= WORK INSTRUCTION =
The result should be a full, exact repeat of the entries, free of pictures.

** Opening INPUT DATA block **

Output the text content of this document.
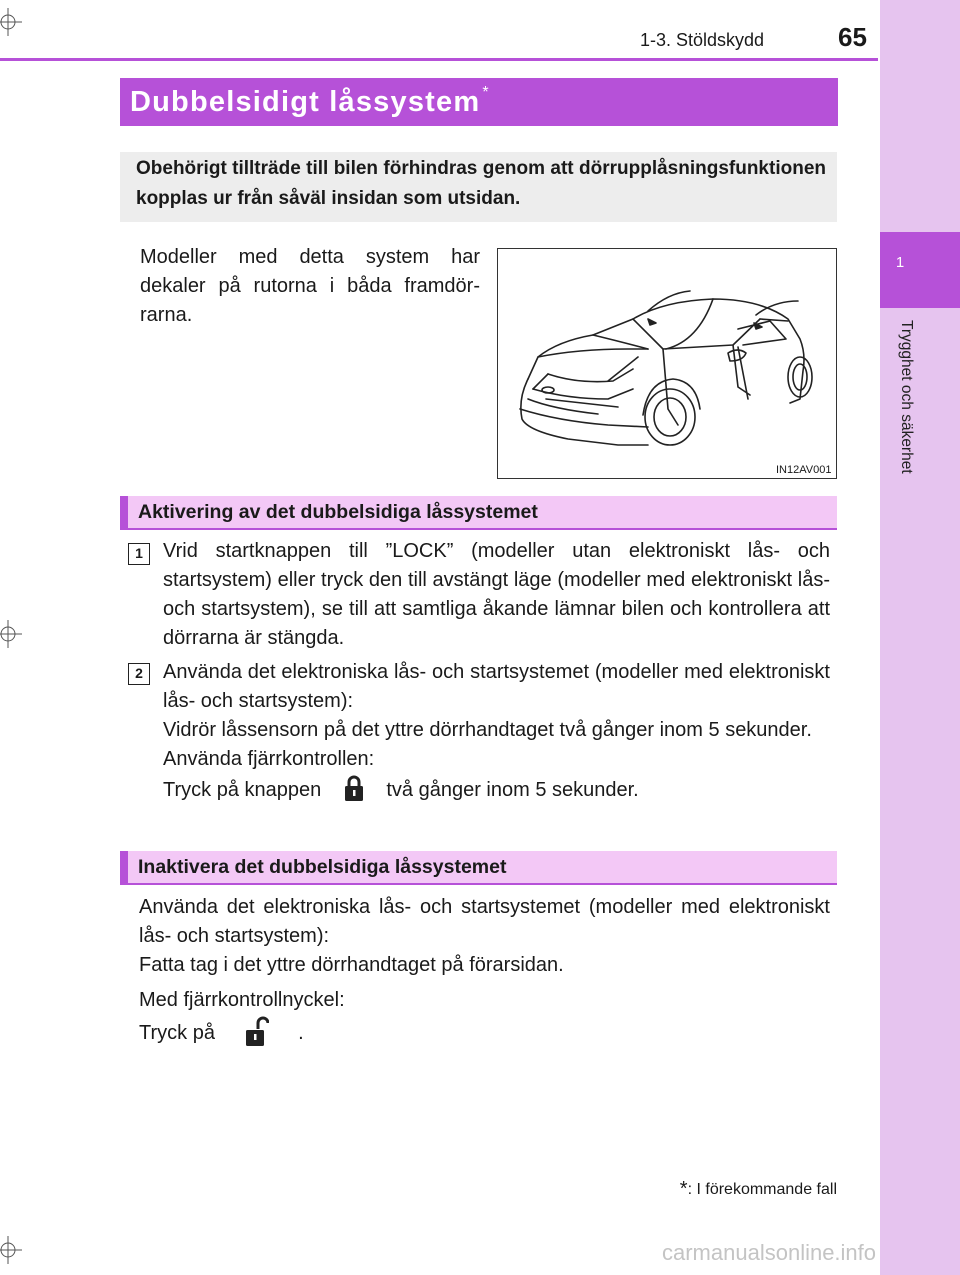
1
Trygghet och säkerhet
1-3. Stöldskydd	65
Dubbelsidigt låssystem *
Obehörigt tillträde till bilen förhindras genom att dörrupplåsningsfunktionen kopplas ur från såväl insidan som utsidan.
Modeller med detta system har dekaler på rutorna i båda framdörrarna.
IN12AV001
Aktivering av det dubbelsidiga låssystemet
1	Vrid startknappen till ”LOCK” (modeller utan elektroniskt lås- och startsystem) eller tryck den till avstängt läge (modeller med elektroniskt lås- och startsystem), se till att samtliga åkande lämnar bilen och kontrollera att dörrarna är stängda.
2	Använda det elektroniska lås- och startsystemet (modeller med elektroniskt lås- och startsystem):
Vidrör låssensorn på det yttre dörrhandtaget två gånger inom 5 sekunder.
Använda fjärrkontrollen:
Tryck på knappen	två gånger inom 5 sekunder.
Inaktivera det dubbelsidiga låssystemet
Använda det elektroniska lås- och startsystemet (modeller med elektroniskt lås- och startsystem):
Fatta tag i det yttre dörrhandtaget på förarsidan.
Med fjärrkontrollnyckel:
Tryck på	.
*: I förekommande fall
carmanualsonline.info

** Closing INPUT DATA block **

= TASK RESULT =
Output the text content of this document.
1
Trygghet och säkerhet
1-3. Stöldskydd	65
Dubbelsidigt låssystem *
Obehörigt tillträde till bilen förhindras genom att dörrupplåsningsfunktionen kopplas ur från såväl insidan som utsidan.
Modeller med detta system har dekaler på rutorna i båda framdörrarna.
IN12AV001
Aktivering av det dubbelsidiga låssystemet
1	Vrid startknappen till ”LOCK” (modeller utan elektroniskt lås- och startsystem) eller tryck den till avstängt läge (modeller med elektroniskt lås- och startsystem), se till att samtliga åkande lämnar bilen och kontrollera att dörrarna är stängda.
2	Använda det elektroniska lås- och startsystemet (modeller med elektroniskt lås- och startsystem):
Vidrör låssensorn på det yttre dörrhandtaget två gånger inom 5 sekunder.
Använda fjärrkontrollen:
Tryck på knappen	två gånger inom 5 sekunder.
Inaktivera det dubbelsidiga låssystemet
Använda det elektroniska lås- och startsystemet (modeller med elektroniskt lås- och startsystem):
Fatta tag i det yttre dörrhandtaget på förarsidan.
Med fjärrkontrollnyckel:
Tryck på	.
*: I förekommande fall
carmanualsonline.info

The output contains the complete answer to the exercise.